— PROVIDED INFORMATION —
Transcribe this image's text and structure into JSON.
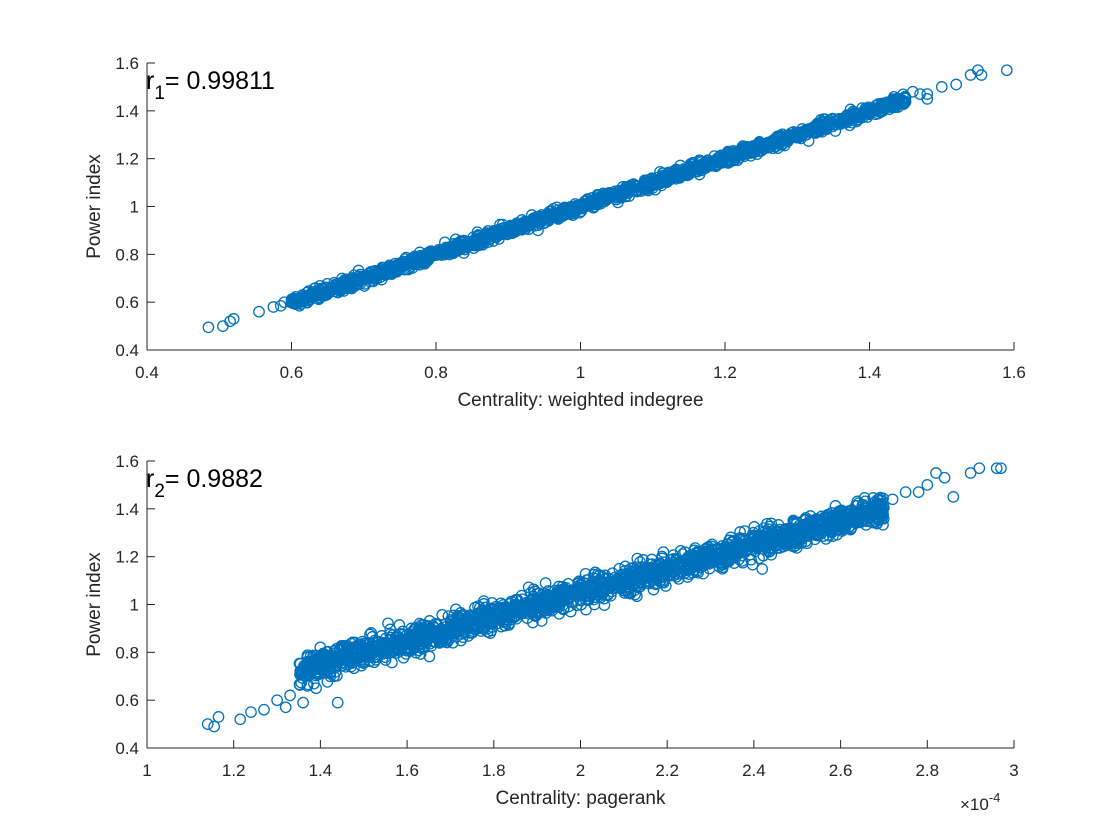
{
  "colors": {
    "marker": "#0072BD",
    "axis": "#262626"
  },
  "chart_data": [
    {
      "type": "scatter",
      "xlabel": "Centrality: weighted indegree",
      "ylabel": "Power index",
      "xlim": [
        0.4,
        1.6
      ],
      "ylim": [
        0.4,
        1.6
      ],
      "xticks": [
        "0.4",
        "0.6",
        "0.8",
        "1",
        "1.2",
        "1.4",
        "1.6"
      ],
      "yticks": [
        "0.4",
        "0.6",
        "0.8",
        "1",
        "1.2",
        "1.4",
        "1.6"
      ],
      "annotation": {
        "main": "r",
        "sub": "1",
        "rest": "= 0.99811"
      },
      "exponent_label": "",
      "grid": false,
      "marker": "open-circle",
      "points": [
        [
          0.485,
          0.495
        ],
        [
          0.505,
          0.5
        ],
        [
          0.515,
          0.52
        ],
        [
          0.52,
          0.53
        ],
        [
          0.555,
          0.56
        ],
        [
          0.575,
          0.58
        ],
        [
          0.585,
          0.585
        ],
        [
          0.59,
          0.6
        ],
        [
          0.6,
          0.605
        ],
        [
          0.62,
          0.62
        ],
        [
          1.46,
          1.48
        ],
        [
          1.47,
          1.47
        ],
        [
          1.48,
          1.45
        ],
        [
          1.48,
          1.47
        ],
        [
          1.5,
          1.5
        ],
        [
          1.52,
          1.51
        ],
        [
          1.54,
          1.55
        ],
        [
          1.55,
          1.57
        ],
        [
          1.555,
          1.55
        ],
        [
          1.59,
          1.57
        ]
      ],
      "band": {
        "n": 1500,
        "x": [
          0.6,
          1.45
        ],
        "slope": 1.0,
        "intercept": 0.0,
        "noise": 0.012
      }
    },
    {
      "type": "scatter",
      "xlabel": "Centrality: pagerank",
      "ylabel": "Power index",
      "xlim": [
        1,
        3
      ],
      "ylim": [
        0.4,
        1.6
      ],
      "xticks": [
        "1",
        "1.2",
        "1.4",
        "1.6",
        "1.8",
        "2",
        "2.2",
        "2.4",
        "2.6",
        "2.8",
        "3"
      ],
      "yticks": [
        "0.4",
        "0.6",
        "0.8",
        "1",
        "1.2",
        "1.4",
        "1.6"
      ],
      "annotation": {
        "main": "r",
        "sub": "2",
        "rest": "= 0.9882"
      },
      "exponent_label": {
        "base": "×10",
        "exp": "-4"
      },
      "grid": false,
      "marker": "open-circle",
      "points": [
        [
          1.14,
          0.5
        ],
        [
          1.155,
          0.49
        ],
        [
          1.165,
          0.53
        ],
        [
          1.215,
          0.52
        ],
        [
          1.24,
          0.55
        ],
        [
          1.27,
          0.56
        ],
        [
          1.3,
          0.6
        ],
        [
          1.32,
          0.57
        ],
        [
          1.33,
          0.62
        ],
        [
          1.36,
          0.59
        ],
        [
          1.44,
          0.59
        ],
        [
          1.39,
          0.65
        ],
        [
          2.68,
          1.43
        ],
        [
          2.72,
          1.44
        ],
        [
          2.75,
          1.47
        ],
        [
          2.8,
          1.5
        ],
        [
          2.82,
          1.55
        ],
        [
          2.84,
          1.53
        ],
        [
          2.86,
          1.45
        ],
        [
          2.9,
          1.55
        ],
        [
          2.92,
          1.57
        ],
        [
          2.96,
          1.57
        ],
        [
          2.97,
          1.57
        ],
        [
          2.78,
          1.47
        ]
      ],
      "band": {
        "n": 2000,
        "x": [
          1.35,
          2.7
        ],
        "slope": 0.5,
        "intercept": 0.05,
        "noise": 0.028
      }
    }
  ]
}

— EXERCISE OBJECTIVE —
Output every entry word for word, but omit the pictures.

— REPLY TO THE EXERCISE —
Transcribe this image's text and structure into JSON.
{
  "colors": {
    "marker": "#0072BD",
    "axis": "#262626"
  },
  "chart_data": [
    {
      "type": "scatter",
      "xlabel": "Centrality: weighted indegree",
      "ylabel": "Power index",
      "xlim": [
        0.4,
        1.6
      ],
      "ylim": [
        0.4,
        1.6
      ],
      "xticks": [
        "0.4",
        "0.6",
        "0.8",
        "1",
        "1.2",
        "1.4",
        "1.6"
      ],
      "yticks": [
        "0.4",
        "0.6",
        "0.8",
        "1",
        "1.2",
        "1.4",
        "1.6"
      ],
      "annotation": {
        "main": "r",
        "sub": "1",
        "rest": "= 0.99811"
      },
      "exponent_label": "",
      "grid": false,
      "marker": "open-circle",
      "points": [
        [
          0.485,
          0.495
        ],
        [
          0.505,
          0.5
        ],
        [
          0.515,
          0.52
        ],
        [
          0.52,
          0.53
        ],
        [
          0.555,
          0.56
        ],
        [
          0.575,
          0.58
        ],
        [
          0.585,
          0.585
        ],
        [
          0.59,
          0.6
        ],
        [
          0.6,
          0.605
        ],
        [
          0.62,
          0.62
        ],
        [
          1.46,
          1.48
        ],
        [
          1.47,
          1.47
        ],
        [
          1.48,
          1.45
        ],
        [
          1.48,
          1.47
        ],
        [
          1.5,
          1.5
        ],
        [
          1.52,
          1.51
        ],
        [
          1.54,
          1.55
        ],
        [
          1.55,
          1.57
        ],
        [
          1.555,
          1.55
        ],
        [
          1.59,
          1.57
        ]
      ],
      "band": {
        "n": 1500,
        "x": [
          0.6,
          1.45
        ],
        "slope": 1.0,
        "intercept": 0.0,
        "noise": 0.012
      }
    },
    {
      "type": "scatter",
      "xlabel": "Centrality: pagerank",
      "ylabel": "Power index",
      "xlim": [
        1,
        3
      ],
      "ylim": [
        0.4,
        1.6
      ],
      "xticks": [
        "1",
        "1.2",
        "1.4",
        "1.6",
        "1.8",
        "2",
        "2.2",
        "2.4",
        "2.6",
        "2.8",
        "3"
      ],
      "yticks": [
        "0.4",
        "0.6",
        "0.8",
        "1",
        "1.2",
        "1.4",
        "1.6"
      ],
      "annotation": {
        "main": "r",
        "sub": "2",
        "rest": "= 0.9882"
      },
      "exponent_label": {
        "base": "×10",
        "exp": "-4"
      },
      "grid": false,
      "marker": "open-circle",
      "points": [
        [
          1.14,
          0.5
        ],
        [
          1.155,
          0.49
        ],
        [
          1.165,
          0.53
        ],
        [
          1.215,
          0.52
        ],
        [
          1.24,
          0.55
        ],
        [
          1.27,
          0.56
        ],
        [
          1.3,
          0.6
        ],
        [
          1.32,
          0.57
        ],
        [
          1.33,
          0.62
        ],
        [
          1.36,
          0.59
        ],
        [
          1.44,
          0.59
        ],
        [
          1.39,
          0.65
        ],
        [
          2.68,
          1.43
        ],
        [
          2.72,
          1.44
        ],
        [
          2.75,
          1.47
        ],
        [
          2.8,
          1.5
        ],
        [
          2.82,
          1.55
        ],
        [
          2.84,
          1.53
        ],
        [
          2.86,
          1.45
        ],
        [
          2.9,
          1.55
        ],
        [
          2.92,
          1.57
        ],
        [
          2.96,
          1.57
        ],
        [
          2.97,
          1.57
        ],
        [
          2.78,
          1.47
        ]
      ],
      "band": {
        "n": 2000,
        "x": [
          1.35,
          2.7
        ],
        "slope": 0.5,
        "intercept": 0.05,
        "noise": 0.028
      }
    }
  ]
}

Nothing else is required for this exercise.